[Extracts from a graphics dataset]
-------
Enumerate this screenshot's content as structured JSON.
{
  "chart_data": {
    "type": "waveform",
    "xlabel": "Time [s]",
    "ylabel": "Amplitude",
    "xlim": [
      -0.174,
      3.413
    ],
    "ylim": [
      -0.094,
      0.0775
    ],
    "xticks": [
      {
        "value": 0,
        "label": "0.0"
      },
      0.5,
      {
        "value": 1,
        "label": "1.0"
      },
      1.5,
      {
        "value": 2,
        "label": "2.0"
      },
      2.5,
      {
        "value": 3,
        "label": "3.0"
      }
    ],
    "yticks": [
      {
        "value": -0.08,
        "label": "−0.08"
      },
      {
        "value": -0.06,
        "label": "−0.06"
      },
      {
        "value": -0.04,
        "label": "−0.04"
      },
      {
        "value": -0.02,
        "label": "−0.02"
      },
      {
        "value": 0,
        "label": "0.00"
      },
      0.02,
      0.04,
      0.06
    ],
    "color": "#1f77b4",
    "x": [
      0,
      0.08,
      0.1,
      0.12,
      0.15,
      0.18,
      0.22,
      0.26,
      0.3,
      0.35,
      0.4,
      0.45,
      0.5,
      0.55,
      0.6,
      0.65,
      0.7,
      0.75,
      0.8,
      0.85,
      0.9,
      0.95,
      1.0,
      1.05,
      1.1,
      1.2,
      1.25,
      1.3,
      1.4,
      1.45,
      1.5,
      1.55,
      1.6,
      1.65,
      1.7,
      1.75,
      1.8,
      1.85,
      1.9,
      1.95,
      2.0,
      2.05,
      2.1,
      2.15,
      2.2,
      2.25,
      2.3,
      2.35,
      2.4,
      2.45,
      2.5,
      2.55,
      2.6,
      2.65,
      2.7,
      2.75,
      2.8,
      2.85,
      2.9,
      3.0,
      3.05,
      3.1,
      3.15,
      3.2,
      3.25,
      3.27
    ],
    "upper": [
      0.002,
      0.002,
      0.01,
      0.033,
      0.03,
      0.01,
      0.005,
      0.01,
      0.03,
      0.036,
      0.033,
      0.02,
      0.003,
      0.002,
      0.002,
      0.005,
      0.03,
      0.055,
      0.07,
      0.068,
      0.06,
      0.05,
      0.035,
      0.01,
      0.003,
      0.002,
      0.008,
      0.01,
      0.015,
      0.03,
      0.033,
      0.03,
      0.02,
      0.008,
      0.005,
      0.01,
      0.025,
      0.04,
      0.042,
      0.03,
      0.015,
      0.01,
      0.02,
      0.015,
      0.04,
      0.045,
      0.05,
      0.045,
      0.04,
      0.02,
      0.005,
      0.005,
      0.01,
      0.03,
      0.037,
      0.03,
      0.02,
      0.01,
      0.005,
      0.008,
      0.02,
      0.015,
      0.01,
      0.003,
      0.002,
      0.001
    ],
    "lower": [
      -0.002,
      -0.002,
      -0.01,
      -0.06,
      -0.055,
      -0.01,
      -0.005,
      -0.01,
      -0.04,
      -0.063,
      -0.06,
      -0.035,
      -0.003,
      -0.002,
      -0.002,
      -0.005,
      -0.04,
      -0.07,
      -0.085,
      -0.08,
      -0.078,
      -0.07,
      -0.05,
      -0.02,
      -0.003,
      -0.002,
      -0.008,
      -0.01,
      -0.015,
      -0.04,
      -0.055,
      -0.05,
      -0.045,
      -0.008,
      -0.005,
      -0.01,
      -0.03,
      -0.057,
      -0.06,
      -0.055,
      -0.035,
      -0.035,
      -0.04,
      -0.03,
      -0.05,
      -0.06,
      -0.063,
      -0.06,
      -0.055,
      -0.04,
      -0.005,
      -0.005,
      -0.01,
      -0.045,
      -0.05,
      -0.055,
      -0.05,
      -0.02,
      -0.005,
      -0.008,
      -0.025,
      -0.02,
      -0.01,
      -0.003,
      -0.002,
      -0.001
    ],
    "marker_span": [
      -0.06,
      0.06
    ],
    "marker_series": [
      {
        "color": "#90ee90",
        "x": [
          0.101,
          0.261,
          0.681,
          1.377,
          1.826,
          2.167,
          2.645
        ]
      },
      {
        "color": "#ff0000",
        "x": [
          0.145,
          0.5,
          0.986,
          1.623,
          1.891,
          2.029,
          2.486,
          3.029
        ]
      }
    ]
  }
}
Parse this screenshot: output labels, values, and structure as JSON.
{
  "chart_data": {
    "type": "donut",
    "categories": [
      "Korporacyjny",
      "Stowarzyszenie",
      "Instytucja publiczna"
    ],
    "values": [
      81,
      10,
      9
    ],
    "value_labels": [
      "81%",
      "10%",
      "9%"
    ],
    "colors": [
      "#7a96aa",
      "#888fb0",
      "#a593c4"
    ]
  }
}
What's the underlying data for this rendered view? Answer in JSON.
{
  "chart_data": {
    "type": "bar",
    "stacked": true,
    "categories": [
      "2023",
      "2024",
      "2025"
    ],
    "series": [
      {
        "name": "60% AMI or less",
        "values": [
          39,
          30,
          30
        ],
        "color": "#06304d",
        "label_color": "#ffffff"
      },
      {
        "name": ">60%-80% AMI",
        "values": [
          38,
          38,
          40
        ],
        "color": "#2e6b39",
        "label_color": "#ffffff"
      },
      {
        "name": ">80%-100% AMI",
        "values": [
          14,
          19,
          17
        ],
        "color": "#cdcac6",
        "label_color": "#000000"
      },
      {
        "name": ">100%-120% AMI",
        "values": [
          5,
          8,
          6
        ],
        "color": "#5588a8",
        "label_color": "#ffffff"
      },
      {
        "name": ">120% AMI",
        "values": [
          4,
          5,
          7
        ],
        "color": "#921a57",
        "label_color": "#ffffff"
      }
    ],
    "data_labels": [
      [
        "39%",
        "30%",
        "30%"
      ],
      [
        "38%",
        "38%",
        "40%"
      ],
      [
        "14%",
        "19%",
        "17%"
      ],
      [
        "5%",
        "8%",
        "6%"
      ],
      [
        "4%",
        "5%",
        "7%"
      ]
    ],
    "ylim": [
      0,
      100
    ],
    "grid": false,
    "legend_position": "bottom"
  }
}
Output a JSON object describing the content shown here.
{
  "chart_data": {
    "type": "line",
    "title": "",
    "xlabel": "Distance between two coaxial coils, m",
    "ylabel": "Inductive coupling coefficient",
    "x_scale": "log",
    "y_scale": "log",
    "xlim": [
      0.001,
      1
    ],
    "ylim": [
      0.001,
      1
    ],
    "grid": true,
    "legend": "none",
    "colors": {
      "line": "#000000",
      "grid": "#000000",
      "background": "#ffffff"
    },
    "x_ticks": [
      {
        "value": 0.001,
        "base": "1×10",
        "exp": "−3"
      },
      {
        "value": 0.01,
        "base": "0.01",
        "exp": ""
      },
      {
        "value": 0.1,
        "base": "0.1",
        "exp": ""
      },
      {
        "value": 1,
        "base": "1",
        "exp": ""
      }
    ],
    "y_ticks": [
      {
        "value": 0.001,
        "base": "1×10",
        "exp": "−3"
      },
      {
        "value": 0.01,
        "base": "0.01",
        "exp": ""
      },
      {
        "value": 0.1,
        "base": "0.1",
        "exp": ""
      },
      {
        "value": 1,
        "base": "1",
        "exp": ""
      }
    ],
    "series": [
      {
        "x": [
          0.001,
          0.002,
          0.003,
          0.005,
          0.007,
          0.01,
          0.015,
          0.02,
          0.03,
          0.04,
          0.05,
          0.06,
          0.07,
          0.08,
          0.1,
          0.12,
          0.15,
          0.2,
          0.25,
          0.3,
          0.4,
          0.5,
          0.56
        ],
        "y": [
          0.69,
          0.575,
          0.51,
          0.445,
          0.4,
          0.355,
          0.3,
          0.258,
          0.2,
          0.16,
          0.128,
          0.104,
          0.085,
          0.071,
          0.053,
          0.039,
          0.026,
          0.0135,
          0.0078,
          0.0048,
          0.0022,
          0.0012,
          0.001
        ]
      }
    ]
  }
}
-------
• **Your instructions**:
Look through the entries above. Extract each line with the word "screenshot".

• **Finished task**:
Enumerate this screenshot's content as structured JSON.
Parse this screenshot: output labels, values, and structure as JSON.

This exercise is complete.